WORK REQUIRED: Search the material below for the string "Layer" and list each line that holds it.

[Data entries]
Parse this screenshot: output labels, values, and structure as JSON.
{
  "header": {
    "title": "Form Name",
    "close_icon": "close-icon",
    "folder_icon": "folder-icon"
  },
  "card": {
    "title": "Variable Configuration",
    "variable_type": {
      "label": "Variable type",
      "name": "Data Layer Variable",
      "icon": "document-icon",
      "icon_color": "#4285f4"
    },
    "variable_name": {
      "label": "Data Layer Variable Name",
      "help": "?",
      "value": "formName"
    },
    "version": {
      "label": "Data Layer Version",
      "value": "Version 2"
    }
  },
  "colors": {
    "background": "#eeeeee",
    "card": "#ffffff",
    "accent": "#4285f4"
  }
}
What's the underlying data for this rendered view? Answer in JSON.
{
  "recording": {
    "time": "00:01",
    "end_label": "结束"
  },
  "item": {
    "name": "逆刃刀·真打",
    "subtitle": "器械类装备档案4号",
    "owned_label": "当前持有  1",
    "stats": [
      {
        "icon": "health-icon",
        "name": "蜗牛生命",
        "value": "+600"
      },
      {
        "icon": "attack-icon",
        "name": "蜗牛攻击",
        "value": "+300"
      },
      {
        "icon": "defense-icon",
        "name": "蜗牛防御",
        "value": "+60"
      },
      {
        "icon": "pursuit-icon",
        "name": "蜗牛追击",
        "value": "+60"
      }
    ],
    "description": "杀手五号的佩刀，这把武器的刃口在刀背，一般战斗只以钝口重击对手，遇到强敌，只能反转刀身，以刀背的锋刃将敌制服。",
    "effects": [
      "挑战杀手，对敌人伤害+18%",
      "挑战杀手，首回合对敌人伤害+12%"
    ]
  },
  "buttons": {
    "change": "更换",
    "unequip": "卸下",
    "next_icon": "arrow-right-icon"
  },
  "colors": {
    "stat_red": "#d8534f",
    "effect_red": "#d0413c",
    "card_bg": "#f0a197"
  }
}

EXERCISE SOLUTION:
      "name": "Data Layer Variable",
      "label": "Data Layer Variable Name",
      "label": "Data Layer Version",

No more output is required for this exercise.